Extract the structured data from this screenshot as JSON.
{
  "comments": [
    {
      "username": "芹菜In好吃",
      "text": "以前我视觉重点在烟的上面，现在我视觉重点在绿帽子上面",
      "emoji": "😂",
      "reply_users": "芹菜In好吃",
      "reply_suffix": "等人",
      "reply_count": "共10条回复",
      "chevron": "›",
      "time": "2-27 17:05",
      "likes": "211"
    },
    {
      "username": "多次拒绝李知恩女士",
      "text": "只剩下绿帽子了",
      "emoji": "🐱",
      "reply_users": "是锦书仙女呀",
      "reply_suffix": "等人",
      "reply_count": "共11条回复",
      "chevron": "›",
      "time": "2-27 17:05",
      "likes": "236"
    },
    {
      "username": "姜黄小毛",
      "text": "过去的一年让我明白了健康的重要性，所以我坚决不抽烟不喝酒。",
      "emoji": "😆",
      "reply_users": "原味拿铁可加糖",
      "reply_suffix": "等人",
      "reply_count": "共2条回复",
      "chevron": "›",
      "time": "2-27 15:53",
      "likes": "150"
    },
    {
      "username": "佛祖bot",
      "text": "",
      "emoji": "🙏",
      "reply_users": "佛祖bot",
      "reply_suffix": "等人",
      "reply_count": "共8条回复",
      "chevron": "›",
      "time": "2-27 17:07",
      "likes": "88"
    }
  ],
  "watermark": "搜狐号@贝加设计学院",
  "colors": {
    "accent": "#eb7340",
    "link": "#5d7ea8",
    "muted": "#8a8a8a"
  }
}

### TO DO:
Search the listing for the word "time". Copy every line in which it occurs.

### THE COMPLETED TASK:
      "time": "2-27 17:05",
      "time": "2-27 17:05",
      "time": "2-27 15:53",
      "time": "2-27 17:07",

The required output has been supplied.